* [WORK TO DO]: Identify every line containing the word "ディスプレイ広告" and reproduce each one.

* [Excerpts from a figure dataset]:
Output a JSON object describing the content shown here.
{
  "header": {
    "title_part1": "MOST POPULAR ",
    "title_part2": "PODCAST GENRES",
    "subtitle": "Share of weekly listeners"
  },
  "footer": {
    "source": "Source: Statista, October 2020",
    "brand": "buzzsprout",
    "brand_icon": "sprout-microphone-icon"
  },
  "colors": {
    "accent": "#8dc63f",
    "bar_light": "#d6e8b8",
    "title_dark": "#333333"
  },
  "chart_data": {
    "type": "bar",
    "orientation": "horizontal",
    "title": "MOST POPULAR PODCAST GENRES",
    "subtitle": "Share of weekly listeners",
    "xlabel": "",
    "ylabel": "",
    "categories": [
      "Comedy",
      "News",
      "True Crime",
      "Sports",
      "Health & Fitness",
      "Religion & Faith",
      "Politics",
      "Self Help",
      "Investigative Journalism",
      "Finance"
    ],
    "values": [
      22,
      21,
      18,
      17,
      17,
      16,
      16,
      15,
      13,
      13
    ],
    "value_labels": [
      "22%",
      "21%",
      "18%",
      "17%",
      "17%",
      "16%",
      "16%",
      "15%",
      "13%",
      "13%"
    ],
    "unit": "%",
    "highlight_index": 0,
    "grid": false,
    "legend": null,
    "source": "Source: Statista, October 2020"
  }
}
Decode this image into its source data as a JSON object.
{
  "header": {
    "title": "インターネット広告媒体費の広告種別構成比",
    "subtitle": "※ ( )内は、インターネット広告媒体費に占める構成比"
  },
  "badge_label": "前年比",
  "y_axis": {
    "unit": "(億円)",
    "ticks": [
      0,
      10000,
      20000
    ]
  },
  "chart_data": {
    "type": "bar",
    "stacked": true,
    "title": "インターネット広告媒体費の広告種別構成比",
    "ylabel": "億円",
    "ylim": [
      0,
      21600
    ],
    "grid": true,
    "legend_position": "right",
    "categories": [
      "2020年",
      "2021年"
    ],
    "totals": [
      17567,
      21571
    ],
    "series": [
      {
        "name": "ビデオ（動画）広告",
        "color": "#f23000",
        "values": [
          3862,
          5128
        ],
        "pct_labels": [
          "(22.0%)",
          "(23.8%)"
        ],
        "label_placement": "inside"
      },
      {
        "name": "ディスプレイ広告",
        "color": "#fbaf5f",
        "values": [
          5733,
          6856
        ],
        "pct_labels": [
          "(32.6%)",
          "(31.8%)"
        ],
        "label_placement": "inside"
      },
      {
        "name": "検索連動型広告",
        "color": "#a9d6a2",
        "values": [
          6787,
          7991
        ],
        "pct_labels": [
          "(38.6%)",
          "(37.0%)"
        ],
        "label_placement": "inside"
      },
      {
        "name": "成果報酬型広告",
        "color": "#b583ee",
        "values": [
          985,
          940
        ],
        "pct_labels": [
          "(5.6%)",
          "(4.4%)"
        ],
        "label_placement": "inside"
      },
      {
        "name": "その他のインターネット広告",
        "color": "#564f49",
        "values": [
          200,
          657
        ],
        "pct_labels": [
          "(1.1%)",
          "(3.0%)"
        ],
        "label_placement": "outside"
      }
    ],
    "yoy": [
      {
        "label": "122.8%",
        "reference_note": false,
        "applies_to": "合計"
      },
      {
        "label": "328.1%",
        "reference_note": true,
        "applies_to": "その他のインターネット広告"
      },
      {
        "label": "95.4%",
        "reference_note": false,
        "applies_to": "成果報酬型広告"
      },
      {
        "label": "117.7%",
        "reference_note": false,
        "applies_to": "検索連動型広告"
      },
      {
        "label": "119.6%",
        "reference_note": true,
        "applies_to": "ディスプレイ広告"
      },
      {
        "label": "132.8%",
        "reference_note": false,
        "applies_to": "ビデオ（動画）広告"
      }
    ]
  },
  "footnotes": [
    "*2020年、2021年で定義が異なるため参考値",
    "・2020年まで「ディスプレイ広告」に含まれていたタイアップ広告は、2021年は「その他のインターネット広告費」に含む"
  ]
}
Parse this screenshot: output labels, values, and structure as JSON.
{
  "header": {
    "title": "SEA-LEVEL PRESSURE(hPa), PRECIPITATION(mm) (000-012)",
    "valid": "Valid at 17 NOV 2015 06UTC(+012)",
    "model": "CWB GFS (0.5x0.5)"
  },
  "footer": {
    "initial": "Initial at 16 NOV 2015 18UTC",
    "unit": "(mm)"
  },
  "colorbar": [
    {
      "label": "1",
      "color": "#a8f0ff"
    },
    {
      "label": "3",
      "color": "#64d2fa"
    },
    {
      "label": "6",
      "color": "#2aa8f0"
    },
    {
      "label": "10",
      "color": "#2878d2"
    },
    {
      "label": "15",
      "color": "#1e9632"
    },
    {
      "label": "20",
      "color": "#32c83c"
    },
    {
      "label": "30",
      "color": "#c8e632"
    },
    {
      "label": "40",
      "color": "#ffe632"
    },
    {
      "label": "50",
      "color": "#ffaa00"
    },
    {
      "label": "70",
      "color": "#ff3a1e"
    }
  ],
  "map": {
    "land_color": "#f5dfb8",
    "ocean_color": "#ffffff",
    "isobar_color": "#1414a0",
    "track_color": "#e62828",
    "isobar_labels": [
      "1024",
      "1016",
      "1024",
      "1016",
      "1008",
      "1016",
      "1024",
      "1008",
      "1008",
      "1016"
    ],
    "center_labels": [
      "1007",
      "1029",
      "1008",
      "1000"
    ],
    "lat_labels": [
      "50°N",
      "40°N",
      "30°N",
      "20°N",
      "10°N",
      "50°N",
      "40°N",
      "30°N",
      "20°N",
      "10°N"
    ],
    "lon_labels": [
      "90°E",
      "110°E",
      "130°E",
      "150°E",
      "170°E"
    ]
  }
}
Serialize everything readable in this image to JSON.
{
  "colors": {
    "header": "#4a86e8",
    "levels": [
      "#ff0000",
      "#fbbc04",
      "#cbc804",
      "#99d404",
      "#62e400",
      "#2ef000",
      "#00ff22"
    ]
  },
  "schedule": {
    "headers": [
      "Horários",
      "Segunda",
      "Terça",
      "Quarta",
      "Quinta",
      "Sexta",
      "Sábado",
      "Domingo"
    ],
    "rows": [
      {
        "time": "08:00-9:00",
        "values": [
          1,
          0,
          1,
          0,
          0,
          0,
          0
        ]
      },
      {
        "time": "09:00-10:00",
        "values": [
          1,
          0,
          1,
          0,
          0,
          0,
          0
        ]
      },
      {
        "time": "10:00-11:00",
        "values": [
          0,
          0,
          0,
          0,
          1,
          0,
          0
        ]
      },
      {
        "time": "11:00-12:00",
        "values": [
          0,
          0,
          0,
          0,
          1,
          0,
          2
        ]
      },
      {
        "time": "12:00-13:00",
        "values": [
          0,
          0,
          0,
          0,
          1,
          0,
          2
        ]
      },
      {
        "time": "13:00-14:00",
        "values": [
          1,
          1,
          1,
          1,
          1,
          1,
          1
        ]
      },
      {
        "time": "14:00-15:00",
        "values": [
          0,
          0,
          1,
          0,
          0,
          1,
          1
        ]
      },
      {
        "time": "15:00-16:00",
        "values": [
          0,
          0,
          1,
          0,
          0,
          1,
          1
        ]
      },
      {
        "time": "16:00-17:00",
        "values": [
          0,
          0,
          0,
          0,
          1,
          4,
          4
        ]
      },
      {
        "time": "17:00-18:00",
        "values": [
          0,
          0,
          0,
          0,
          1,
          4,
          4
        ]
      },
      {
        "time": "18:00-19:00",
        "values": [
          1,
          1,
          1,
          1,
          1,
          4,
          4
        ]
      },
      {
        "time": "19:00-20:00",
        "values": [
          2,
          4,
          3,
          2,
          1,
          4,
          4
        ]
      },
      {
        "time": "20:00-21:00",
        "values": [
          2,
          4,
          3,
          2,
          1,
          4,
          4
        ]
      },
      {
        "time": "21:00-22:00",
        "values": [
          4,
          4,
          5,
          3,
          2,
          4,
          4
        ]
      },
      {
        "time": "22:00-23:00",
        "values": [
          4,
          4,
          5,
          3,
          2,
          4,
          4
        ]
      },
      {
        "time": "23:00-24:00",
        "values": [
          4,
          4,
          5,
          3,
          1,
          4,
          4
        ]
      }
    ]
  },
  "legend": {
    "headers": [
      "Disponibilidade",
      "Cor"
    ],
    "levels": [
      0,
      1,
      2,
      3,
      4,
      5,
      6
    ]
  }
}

* [THE ANSWER]:
        "name": "ディスプレイ広告",
        "applies_to": "ディスプレイ広告"
    "・2020年まで「ディスプレイ広告」に含まれていたタイアップ広告は、2021年は「その他のインターネット広告費」に含む"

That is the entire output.